DO THIS: Collect all lines below with the string "frac".

=======

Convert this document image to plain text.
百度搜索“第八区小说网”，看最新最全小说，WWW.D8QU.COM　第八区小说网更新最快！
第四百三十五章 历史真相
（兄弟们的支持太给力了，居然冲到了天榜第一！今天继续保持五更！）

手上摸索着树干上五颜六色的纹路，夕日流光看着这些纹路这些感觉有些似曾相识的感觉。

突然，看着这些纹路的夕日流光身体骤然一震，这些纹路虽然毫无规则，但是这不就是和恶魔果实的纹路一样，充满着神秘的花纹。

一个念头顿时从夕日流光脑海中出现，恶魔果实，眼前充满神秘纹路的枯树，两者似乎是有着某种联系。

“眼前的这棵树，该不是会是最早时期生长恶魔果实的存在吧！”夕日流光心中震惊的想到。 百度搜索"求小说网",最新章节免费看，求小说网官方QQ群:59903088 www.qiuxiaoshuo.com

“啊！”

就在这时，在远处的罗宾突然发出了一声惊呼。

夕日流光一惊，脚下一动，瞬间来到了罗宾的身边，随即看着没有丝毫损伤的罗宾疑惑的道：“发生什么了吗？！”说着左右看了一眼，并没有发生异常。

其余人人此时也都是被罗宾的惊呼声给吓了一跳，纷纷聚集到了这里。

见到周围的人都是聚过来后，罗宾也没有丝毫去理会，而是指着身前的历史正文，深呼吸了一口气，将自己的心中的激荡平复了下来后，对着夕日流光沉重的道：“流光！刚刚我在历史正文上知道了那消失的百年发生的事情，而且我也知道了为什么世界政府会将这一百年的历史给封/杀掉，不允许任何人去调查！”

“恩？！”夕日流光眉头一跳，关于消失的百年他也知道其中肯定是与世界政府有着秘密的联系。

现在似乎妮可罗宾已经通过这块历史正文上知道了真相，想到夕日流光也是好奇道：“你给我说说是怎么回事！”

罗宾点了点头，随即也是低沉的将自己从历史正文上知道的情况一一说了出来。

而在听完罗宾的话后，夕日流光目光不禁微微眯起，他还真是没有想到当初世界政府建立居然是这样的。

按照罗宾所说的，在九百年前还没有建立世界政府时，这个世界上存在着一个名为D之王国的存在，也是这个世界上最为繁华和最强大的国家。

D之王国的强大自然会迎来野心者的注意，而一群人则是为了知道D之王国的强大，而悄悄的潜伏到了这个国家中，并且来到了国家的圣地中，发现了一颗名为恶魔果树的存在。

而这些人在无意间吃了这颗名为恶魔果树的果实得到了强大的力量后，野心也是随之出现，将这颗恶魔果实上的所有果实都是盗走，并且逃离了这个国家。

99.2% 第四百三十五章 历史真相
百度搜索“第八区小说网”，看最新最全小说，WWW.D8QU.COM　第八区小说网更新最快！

=======

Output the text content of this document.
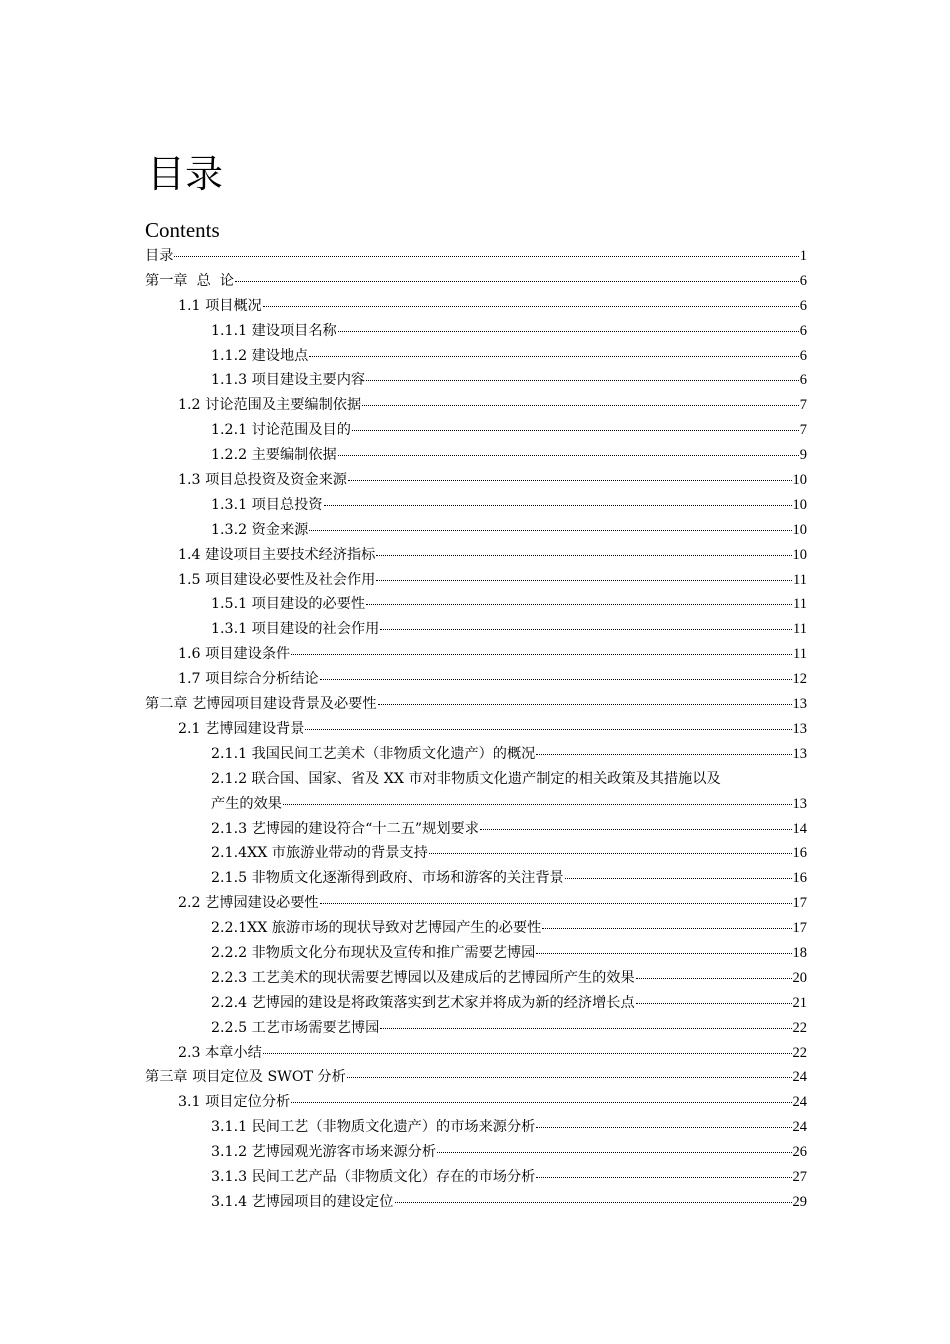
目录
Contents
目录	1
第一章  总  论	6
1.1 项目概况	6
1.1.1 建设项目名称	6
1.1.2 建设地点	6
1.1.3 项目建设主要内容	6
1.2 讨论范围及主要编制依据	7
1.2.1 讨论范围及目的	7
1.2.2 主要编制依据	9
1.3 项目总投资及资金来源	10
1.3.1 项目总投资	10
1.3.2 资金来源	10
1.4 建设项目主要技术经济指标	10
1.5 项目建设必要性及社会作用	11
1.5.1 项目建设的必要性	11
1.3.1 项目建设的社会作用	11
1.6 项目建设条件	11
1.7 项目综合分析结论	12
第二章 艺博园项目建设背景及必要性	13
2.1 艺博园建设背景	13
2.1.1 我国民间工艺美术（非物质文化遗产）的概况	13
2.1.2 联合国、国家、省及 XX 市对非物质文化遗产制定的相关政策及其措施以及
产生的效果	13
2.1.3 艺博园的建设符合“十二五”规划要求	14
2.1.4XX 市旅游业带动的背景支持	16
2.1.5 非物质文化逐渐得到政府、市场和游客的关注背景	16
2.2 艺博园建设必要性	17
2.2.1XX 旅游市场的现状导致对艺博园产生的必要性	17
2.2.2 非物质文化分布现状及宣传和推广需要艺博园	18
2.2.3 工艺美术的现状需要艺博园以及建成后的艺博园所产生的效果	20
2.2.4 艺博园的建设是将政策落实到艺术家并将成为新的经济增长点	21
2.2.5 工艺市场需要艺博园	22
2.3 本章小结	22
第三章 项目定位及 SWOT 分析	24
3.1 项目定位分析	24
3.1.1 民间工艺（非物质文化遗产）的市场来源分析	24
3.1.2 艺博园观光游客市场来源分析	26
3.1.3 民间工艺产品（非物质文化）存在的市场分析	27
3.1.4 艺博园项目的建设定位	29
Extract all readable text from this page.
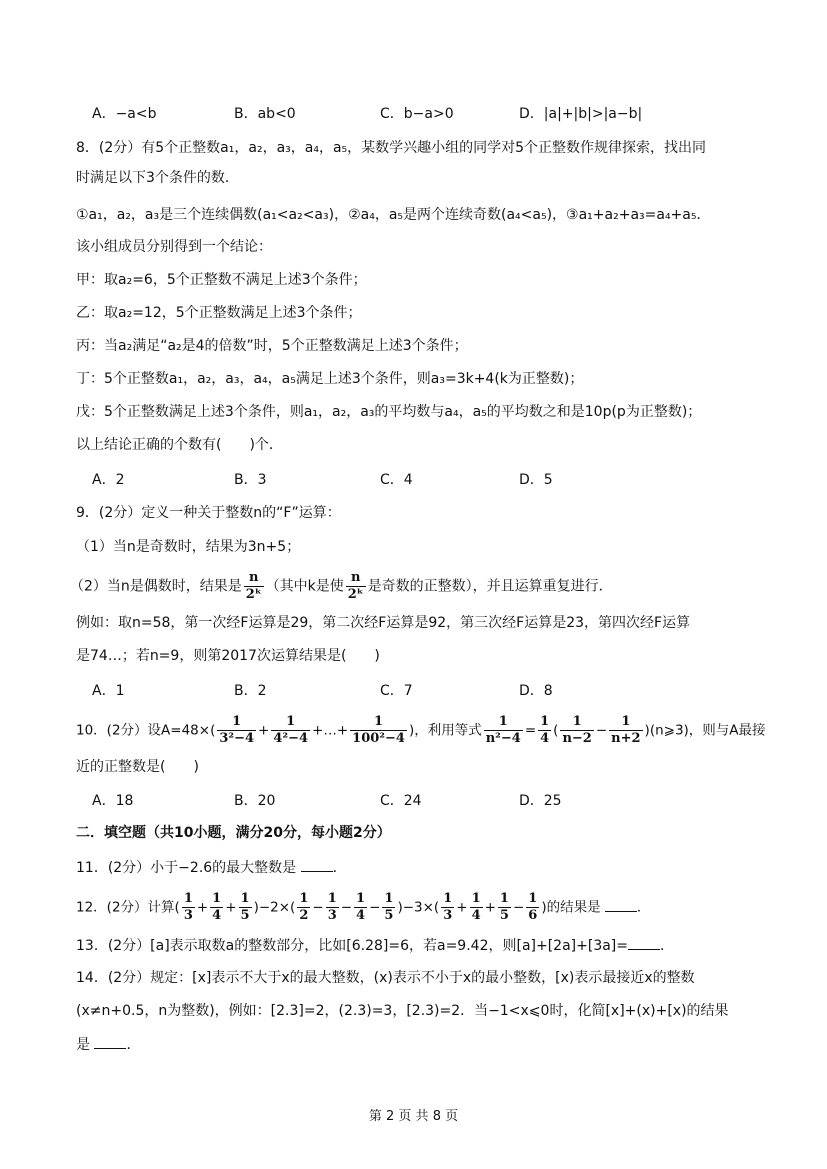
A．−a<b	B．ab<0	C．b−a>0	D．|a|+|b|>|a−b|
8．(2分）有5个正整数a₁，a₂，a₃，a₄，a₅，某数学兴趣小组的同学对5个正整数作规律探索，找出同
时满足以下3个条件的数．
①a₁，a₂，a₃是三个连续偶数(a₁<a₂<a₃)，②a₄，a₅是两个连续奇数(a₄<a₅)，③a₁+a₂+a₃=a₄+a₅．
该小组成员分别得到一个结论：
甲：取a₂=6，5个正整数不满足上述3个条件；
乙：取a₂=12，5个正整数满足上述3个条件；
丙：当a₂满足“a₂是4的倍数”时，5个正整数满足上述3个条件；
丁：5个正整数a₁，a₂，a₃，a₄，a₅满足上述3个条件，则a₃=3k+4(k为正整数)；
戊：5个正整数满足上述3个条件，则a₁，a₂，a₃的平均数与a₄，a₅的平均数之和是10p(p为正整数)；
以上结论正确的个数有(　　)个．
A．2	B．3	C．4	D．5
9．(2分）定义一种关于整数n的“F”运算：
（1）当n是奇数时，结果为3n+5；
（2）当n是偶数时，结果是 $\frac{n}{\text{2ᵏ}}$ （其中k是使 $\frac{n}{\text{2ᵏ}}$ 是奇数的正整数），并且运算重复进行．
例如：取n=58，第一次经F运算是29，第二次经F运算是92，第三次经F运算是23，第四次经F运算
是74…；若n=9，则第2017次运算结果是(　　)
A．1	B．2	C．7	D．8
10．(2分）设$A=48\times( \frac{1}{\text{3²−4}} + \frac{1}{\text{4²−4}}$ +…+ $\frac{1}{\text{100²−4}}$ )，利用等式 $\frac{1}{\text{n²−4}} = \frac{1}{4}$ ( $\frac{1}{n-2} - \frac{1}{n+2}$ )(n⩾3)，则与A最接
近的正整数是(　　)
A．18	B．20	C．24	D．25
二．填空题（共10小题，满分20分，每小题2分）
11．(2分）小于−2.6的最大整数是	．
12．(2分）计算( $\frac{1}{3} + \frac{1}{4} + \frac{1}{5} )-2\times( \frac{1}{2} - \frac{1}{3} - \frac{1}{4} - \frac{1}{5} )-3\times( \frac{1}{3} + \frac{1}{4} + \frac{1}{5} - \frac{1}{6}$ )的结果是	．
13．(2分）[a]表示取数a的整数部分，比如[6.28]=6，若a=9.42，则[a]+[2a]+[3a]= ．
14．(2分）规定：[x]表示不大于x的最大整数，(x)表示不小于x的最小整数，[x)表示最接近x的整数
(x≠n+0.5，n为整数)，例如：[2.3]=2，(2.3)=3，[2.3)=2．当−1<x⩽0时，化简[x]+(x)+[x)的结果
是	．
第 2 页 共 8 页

=======

RIGHT ANSWER:
（2）当n是偶数时，结果是 $\frac{n}{\text{2ᵏ}}$ （其中k是使 $\frac{n}{\text{2ᵏ}}$ 是奇数的正整数），并且运算重复进行．
10．(2分）设$A=48\times( \frac{1}{\text{3²−4}} + \frac{1}{\text{4²−4}}$ +…+ $\frac{1}{\text{100²−4}}$ )，利用等式 $\frac{1}{\text{n²−4}} = \frac{1}{4}$ ( $\frac{1}{n-2} - \frac{1}{n+2}$ )(n⩾3)，则与A最接
12．(2分）计算( $\frac{1}{3} + \frac{1}{4} + \frac{1}{5} )-2\times( \frac{1}{2} - \frac{1}{3} - \frac{1}{4} - \frac{1}{5} )-3\times( \frac{1}{3} + \frac{1}{4} + \frac{1}{5} - \frac{1}{6}$ )的结果是	．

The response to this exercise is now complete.